- [WHAT YOU WILL DO]: Output each entry below as it stands, leaving out every picture.

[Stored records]
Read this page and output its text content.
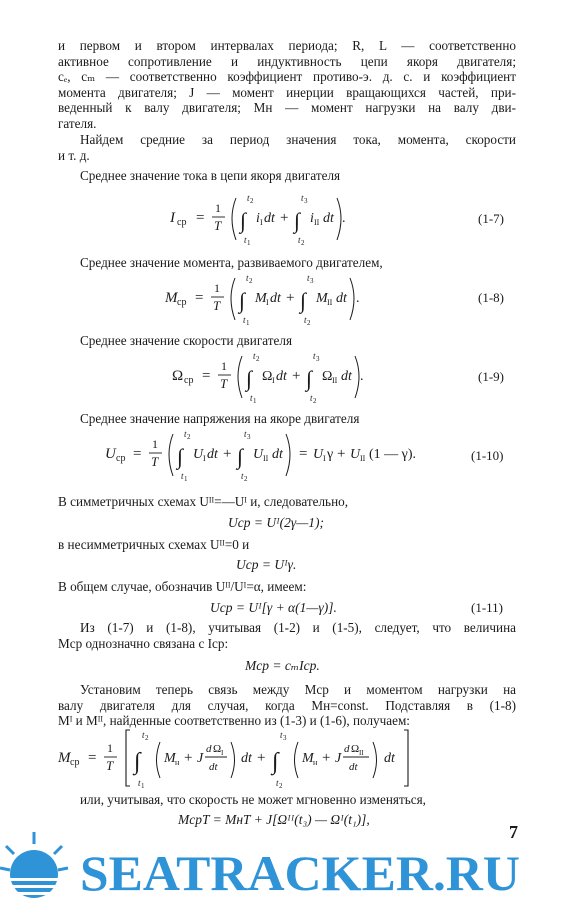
и первом и втором интервалах периода; R, L — соответственно
активное сопротивление и индуктивность цепи якоря двигателя;
cₑ, cₘ — соответственно коэффициент противо-э. д. с. и коэффициент
момента двигателя; J — момент инерции вращающихся частей, при-
веденный к валу двигателя; Mн — момент нагрузки на валу дви-
гателя.
Найдем средние за период значения тока, момента, скорости
и т. д.
Среднее значение тока в цепи якоря двигателя
I ср =
1
T ∫
t 2
t 1
i I dt + ∫
t 3
t 2
i II dt .	(1-7)
Среднее значение момента, развиваемого двигателем,
M ср =
1
T ∫
t 2
t 1
M I dt + ∫
t 3
t 2
M II dt .	(1-8)
Среднее значение скорости двигателя
Ω ср =
1
T ∫
t 2
t 1
Ω I dt + ∫
t 3
t 2
Ω II dt .	(1-9)
Среднее значение напряжения на якоре двигателя
U ср =
1
T ∫
t 2
t 1
U I dt + ∫
t 3
t 2
U II dt = U I γ + U II (1 — γ).	(1-10)
В симметричных схемах Uᴵᴵ=—Uᴵ и, следовательно,
Uср = Uᴵ(2γ—1);
в несимметричных схемах Uᴵᴵ=0 и
Uср = Uᴵγ.
В общем случае, обозначив Uᴵᴵ/Uᴵ=α, имеем:
Uср = Uᴵ[γ + α(1—γ)].	(1-11)
Из (1-7) и (1-8), учитывая (1-2) и (1-5), следует, что величина
Mср однозначно связана с Iср:
Mср = cₘIср.
Установим теперь связь между Mср и моментом нагрузки на
валу двигателя для случая, когда Mн=const. Подставляя в (1-8)
Mᴵ и Mᴵᴵ, найденные соответственно из (1-3) и (1-6), получаем:
M ср =
1
T ∫
t 2
t 1
M н + J
d Ω I
dt
dt + ∫
t 3
t 2
M н + J
d Ω II
dt
dt
или, учитывая, что скорость не может мгновенно изменяться,
MсрT = MнT + J[Ωᴵᴵ(t₃) — Ωᴵ(t₁)],
SEATRACKER.RU
7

- [TASK SOLUTION]:
Read this page and output its text content.
и первом и втором интервалах периода; R, L — соответственно
активное сопротивление и индуктивность цепи якоря двигателя;
cₑ, cₘ — соответственно коэффициент противо-э. д. с. и коэффициент
момента двигателя; J — момент инерции вращающихся частей, при-
веденный к валу двигателя; Mн — момент нагрузки на валу дви-
гателя.
Найдем средние за период значения тока, момента, скорости
и т. д.
Среднее значение тока в цепи якоря двигателя
I ср =
1
T ∫
t 2
t 1
i I dt + ∫
t 3
t 2
i II dt .	(1-7)
Среднее значение момента, развиваемого двигателем,
M ср =
1
T ∫
t 2
t 1
M I dt + ∫
t 3
t 2
M II dt .	(1-8)
Среднее значение скорости двигателя
Ω ср =
1
T ∫
t 2
t 1
Ω I dt + ∫
t 3
t 2
Ω II dt .	(1-9)
Среднее значение напряжения на якоре двигателя
U ср =
1
T ∫
t 2
t 1
U I dt + ∫
t 3
t 2
U II dt = U I γ + U II (1 — γ).	(1-10)
В симметричных схемах Uᴵᴵ=—Uᴵ и, следовательно,
Uср = Uᴵ(2γ—1);
в несимметричных схемах Uᴵᴵ=0 и
Uср = Uᴵγ.
В общем случае, обозначив Uᴵᴵ/Uᴵ=α, имеем:
Uср = Uᴵ[γ + α(1—γ)].	(1-11)
Из (1-7) и (1-8), учитывая (1-2) и (1-5), следует, что величина
Mср однозначно связана с Iср:
Mср = cₘIср.
Установим теперь связь между Mср и моментом нагрузки на
валу двигателя для случая, когда Mн=const. Подставляя в (1-8)
Mᴵ и Mᴵᴵ, найденные соответственно из (1-3) и (1-6), получаем:
M ср =
1
T ∫
t 2
t 1
M н + J
d Ω I
dt
dt + ∫
t 3
t 2
M н + J
d Ω II
dt
dt
или, учитывая, что скорость не может мгновенно изменяться,
MсрT = MнT + J[Ωᴵᴵ(t₃) — Ωᴵ(t₁)],
SEATRACKER.RU
7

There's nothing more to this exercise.